(Stated exercise): Pick every line from the data that holds the word "Learn".

-- BEGIN Input data --

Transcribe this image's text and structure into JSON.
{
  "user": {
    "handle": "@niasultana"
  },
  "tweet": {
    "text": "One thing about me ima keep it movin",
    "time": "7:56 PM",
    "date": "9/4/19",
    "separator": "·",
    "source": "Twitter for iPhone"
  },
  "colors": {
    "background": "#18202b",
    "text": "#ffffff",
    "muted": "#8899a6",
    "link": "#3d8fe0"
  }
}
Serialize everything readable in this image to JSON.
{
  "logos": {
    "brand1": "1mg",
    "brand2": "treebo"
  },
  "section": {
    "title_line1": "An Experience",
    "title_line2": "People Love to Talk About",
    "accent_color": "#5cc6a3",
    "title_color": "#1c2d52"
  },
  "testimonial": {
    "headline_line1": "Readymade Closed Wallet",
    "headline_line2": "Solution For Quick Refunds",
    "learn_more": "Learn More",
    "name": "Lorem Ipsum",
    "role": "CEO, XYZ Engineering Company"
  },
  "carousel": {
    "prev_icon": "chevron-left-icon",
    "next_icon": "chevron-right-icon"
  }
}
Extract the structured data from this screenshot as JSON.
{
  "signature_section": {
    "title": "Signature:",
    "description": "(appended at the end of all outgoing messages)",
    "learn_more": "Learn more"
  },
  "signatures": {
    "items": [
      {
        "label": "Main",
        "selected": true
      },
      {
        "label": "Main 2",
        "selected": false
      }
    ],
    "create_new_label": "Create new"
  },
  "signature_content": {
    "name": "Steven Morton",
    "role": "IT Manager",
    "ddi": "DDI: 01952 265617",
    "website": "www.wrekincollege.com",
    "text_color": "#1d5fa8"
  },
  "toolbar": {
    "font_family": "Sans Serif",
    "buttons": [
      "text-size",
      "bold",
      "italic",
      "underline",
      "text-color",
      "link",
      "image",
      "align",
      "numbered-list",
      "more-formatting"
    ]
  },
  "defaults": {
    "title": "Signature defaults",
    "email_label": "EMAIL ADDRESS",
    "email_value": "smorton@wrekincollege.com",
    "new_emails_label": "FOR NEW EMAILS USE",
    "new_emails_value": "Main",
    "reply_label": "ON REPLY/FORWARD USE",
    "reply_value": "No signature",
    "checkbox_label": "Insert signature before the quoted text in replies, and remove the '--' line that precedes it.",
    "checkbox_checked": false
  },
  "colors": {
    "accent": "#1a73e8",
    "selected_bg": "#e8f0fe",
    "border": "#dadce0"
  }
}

-- END Input data --

(Exercise response):
    "learn_more": "Learn More",
    "learn_more": "Learn more"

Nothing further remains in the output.